Records supplied>
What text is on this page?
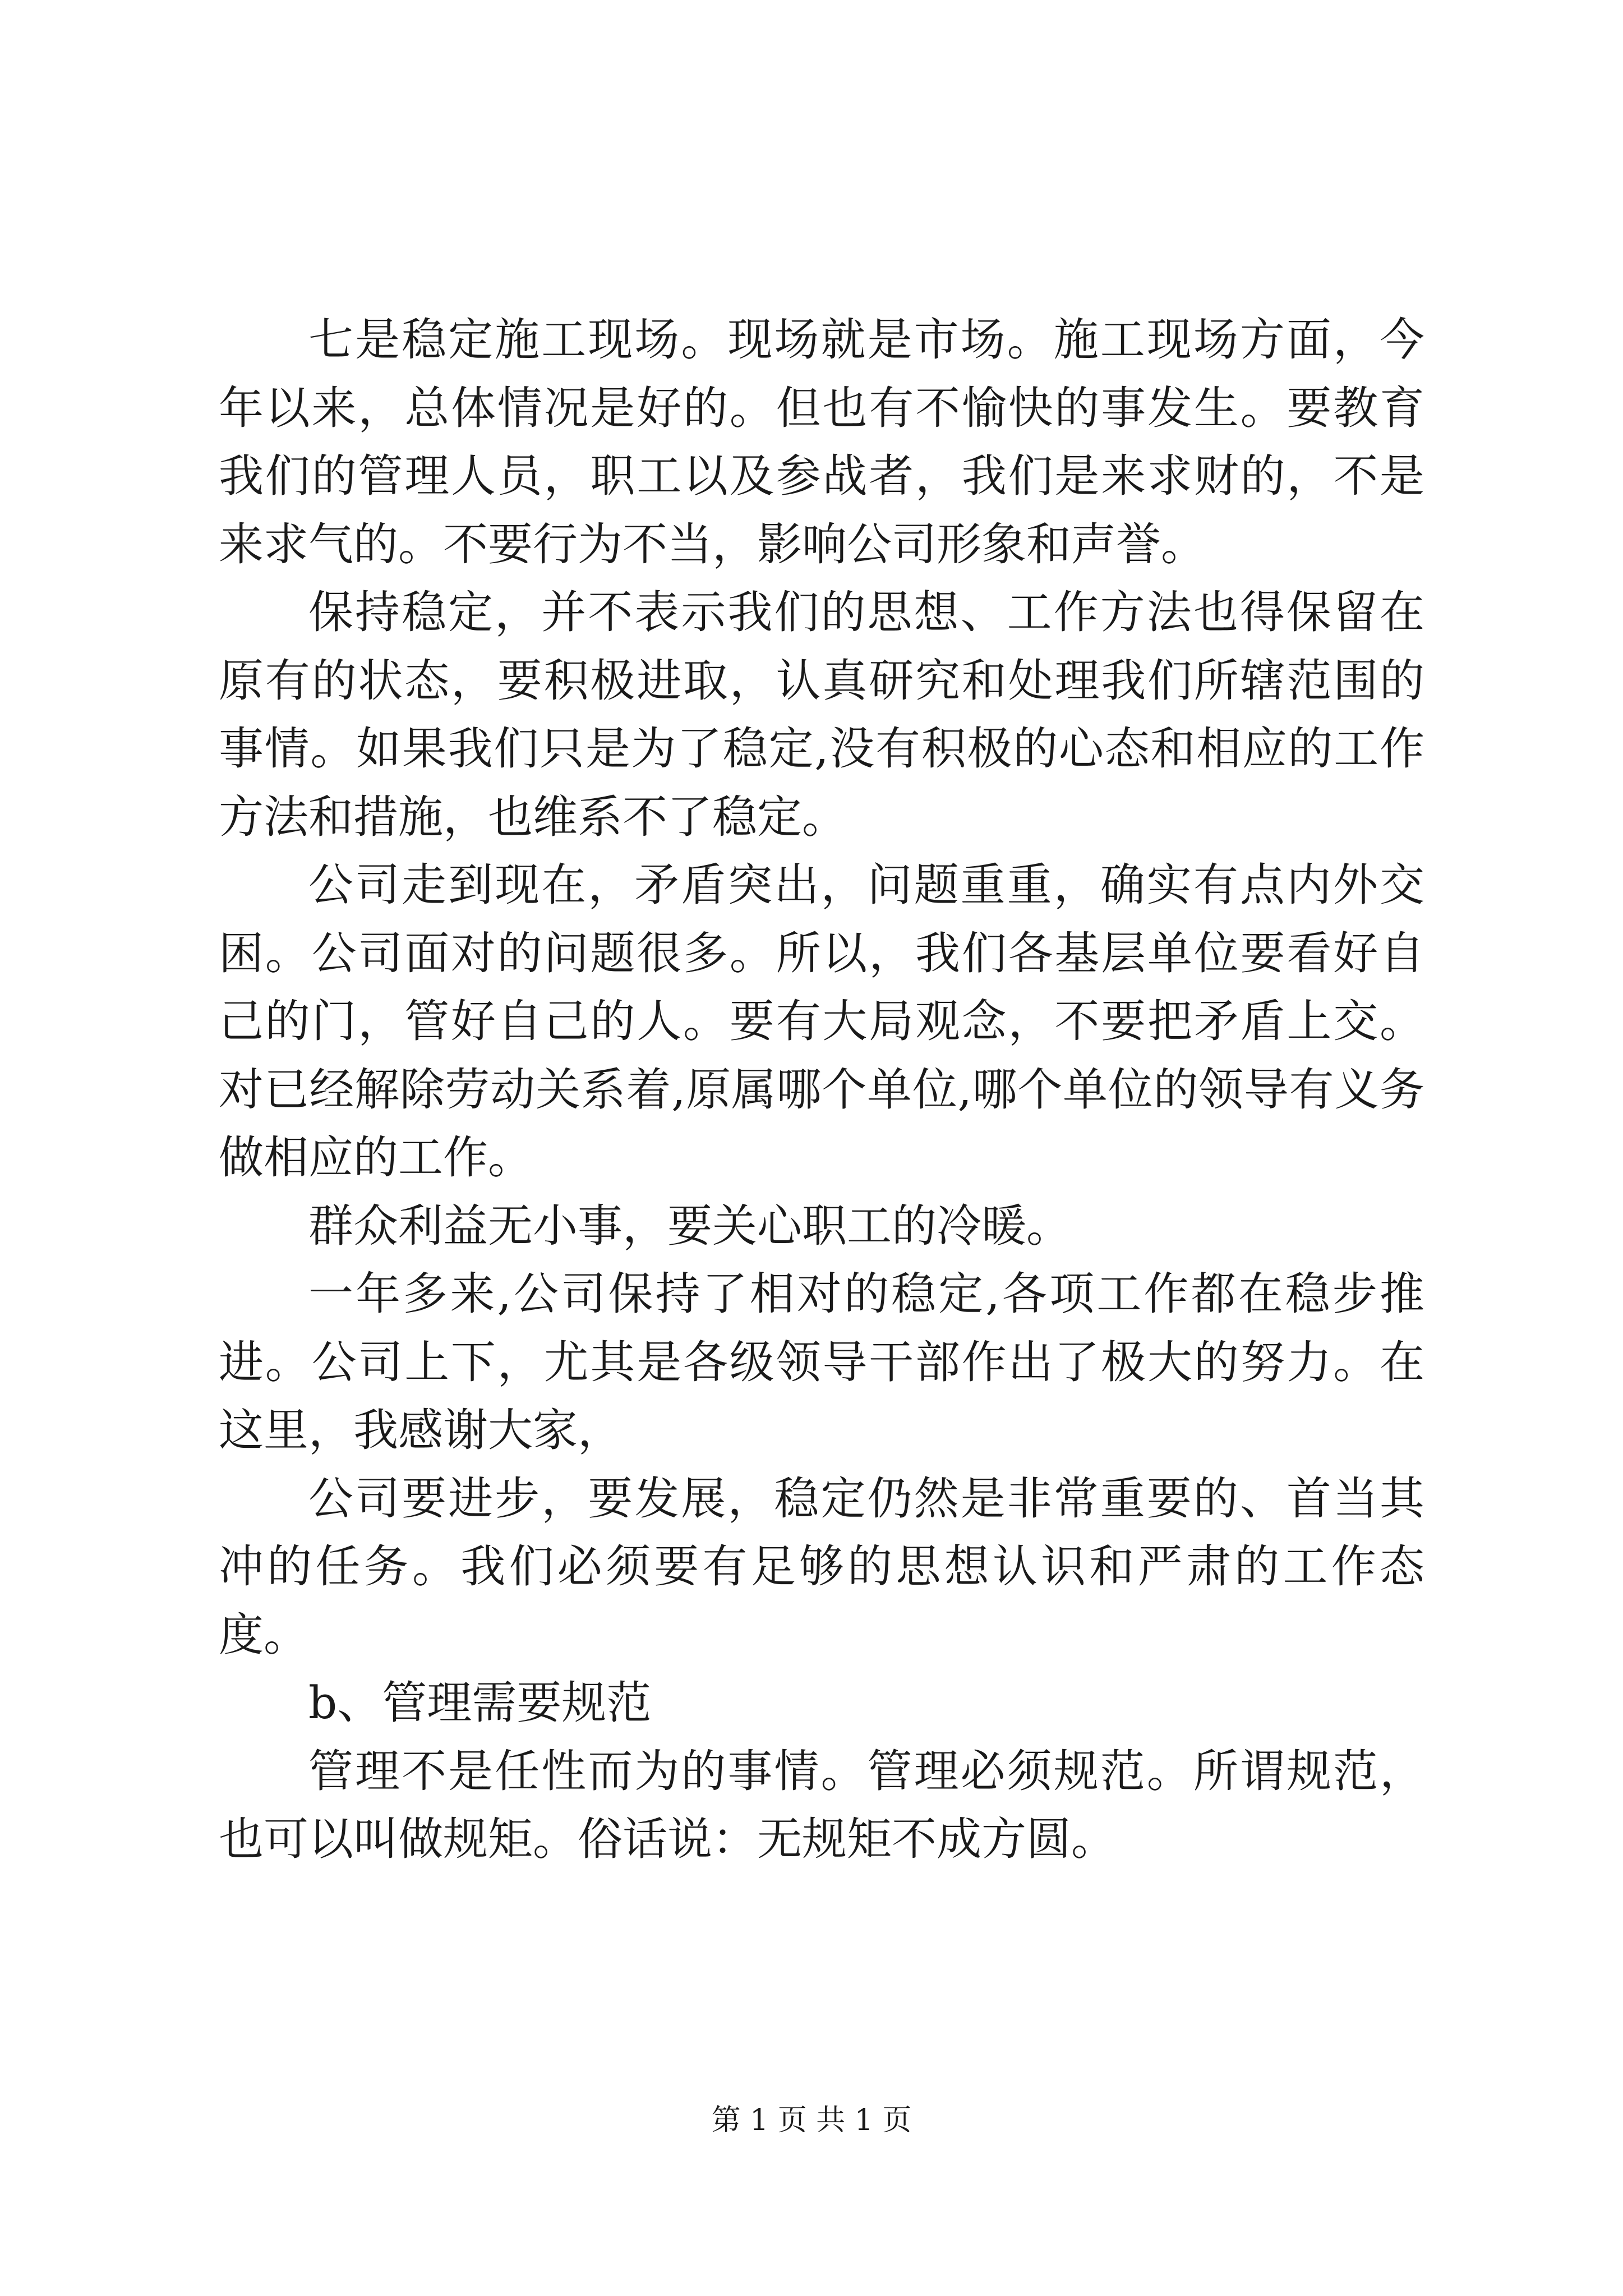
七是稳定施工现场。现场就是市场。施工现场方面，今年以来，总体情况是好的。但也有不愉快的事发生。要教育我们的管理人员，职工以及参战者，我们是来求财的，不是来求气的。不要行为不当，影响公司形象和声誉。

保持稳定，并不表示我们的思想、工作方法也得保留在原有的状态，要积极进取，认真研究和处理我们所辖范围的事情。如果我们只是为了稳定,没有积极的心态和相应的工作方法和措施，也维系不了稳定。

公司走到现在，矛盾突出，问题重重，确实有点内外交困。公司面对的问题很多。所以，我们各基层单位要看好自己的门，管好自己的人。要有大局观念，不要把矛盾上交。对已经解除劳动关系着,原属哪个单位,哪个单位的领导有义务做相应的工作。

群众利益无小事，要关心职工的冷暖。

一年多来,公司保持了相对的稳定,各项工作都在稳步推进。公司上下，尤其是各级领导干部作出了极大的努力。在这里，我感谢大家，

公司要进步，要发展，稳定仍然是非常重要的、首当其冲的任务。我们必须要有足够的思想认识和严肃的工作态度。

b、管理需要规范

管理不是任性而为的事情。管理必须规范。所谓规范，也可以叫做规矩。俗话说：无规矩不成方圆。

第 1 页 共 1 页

---

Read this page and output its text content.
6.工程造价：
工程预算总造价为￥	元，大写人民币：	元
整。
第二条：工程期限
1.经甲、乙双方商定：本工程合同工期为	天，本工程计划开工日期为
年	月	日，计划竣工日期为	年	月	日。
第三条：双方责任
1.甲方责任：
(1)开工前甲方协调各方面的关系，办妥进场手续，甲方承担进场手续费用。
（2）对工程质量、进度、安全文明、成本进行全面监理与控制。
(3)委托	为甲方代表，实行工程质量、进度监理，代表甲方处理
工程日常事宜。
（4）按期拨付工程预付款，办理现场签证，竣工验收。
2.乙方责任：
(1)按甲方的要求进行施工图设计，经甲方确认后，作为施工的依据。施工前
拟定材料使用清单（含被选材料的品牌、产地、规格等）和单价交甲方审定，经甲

...

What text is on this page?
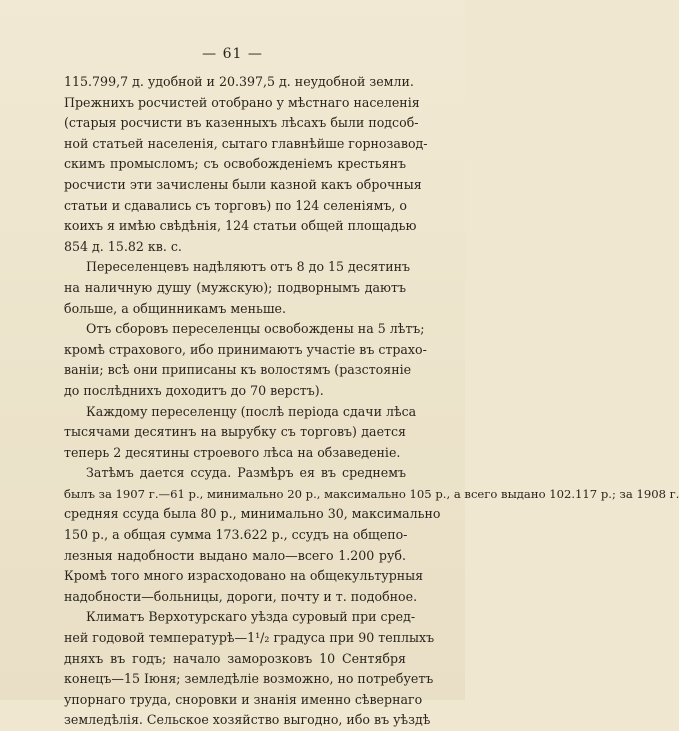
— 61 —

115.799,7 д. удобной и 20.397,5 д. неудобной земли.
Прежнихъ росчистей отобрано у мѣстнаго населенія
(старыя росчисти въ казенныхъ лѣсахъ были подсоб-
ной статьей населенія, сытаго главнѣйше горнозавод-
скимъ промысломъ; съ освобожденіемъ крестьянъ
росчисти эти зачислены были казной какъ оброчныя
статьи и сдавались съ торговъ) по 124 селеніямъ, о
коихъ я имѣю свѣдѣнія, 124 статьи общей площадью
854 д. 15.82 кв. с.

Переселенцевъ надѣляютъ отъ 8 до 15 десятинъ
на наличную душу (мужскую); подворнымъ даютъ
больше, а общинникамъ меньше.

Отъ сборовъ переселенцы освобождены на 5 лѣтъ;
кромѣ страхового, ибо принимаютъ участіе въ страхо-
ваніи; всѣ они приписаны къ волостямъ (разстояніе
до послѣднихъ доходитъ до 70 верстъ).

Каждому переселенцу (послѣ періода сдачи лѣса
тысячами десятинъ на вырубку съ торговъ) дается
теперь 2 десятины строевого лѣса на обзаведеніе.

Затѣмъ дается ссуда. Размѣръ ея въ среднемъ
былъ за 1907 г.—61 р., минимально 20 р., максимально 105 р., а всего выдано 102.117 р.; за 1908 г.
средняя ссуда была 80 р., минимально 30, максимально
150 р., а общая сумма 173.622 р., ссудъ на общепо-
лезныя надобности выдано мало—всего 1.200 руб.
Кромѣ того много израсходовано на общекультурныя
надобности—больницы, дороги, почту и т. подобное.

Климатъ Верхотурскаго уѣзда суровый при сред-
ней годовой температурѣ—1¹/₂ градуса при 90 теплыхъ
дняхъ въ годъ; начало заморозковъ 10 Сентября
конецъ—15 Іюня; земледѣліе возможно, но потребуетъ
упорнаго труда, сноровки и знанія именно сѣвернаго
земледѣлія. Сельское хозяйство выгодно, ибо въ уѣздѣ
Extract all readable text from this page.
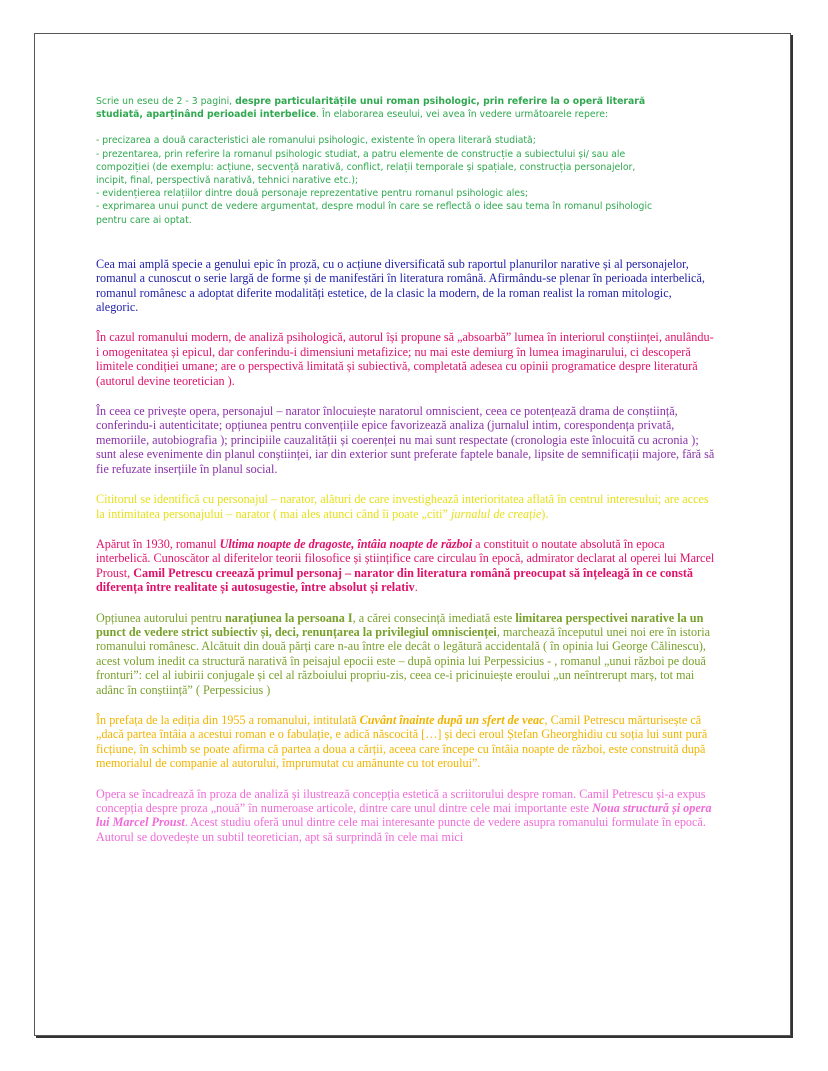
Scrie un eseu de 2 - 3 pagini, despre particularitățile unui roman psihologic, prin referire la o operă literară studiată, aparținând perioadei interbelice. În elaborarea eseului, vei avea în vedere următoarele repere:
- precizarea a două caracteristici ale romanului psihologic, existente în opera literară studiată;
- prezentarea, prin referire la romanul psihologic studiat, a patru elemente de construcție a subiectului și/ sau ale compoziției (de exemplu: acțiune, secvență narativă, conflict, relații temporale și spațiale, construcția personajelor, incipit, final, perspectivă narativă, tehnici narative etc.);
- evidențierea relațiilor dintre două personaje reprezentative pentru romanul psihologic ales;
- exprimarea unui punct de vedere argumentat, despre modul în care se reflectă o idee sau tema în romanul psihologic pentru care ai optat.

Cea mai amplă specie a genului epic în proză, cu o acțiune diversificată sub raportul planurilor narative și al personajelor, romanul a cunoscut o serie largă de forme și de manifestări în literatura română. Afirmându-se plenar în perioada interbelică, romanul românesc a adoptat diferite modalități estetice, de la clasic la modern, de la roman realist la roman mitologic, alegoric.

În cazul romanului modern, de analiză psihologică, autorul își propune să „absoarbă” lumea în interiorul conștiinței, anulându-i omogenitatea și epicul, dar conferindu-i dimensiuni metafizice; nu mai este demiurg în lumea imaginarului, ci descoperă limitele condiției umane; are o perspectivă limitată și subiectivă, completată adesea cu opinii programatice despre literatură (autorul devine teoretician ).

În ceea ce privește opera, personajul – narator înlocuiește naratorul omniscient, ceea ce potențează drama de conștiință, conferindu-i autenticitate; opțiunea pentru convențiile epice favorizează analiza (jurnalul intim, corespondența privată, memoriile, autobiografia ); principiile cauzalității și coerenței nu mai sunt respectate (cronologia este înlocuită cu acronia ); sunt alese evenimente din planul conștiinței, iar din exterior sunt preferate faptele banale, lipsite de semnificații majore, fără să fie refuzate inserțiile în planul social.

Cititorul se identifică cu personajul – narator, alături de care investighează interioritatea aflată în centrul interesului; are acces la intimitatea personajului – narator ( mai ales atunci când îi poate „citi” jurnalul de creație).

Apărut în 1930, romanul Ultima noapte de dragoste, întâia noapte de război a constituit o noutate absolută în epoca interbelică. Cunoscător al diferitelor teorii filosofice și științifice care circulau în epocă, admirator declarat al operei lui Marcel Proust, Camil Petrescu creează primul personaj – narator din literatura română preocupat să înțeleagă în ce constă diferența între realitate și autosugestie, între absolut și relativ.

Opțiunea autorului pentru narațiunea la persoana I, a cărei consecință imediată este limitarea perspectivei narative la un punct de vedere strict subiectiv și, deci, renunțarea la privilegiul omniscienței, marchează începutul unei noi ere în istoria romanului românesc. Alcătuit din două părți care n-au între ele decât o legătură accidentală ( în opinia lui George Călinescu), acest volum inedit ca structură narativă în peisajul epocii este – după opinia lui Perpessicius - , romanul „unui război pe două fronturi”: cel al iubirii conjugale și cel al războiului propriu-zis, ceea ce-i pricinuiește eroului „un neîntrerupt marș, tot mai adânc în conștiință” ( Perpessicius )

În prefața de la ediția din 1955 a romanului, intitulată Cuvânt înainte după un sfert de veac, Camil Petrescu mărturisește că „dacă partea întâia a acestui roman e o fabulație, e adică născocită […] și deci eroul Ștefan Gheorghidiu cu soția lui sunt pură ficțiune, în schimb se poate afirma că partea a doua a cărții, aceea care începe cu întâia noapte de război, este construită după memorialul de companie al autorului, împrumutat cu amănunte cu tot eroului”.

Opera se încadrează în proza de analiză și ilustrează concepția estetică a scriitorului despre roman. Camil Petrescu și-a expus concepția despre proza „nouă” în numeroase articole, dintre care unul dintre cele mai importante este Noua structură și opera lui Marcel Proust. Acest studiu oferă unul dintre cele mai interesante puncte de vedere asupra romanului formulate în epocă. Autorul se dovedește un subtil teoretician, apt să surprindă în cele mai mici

What needs to be done> Where a line contains the string "были", extract that line.

The result>
(старыя росчисти въ казенныхъ лѣсахъ были подсоб-
росчисти эти зачислены были казной какъ оброчныя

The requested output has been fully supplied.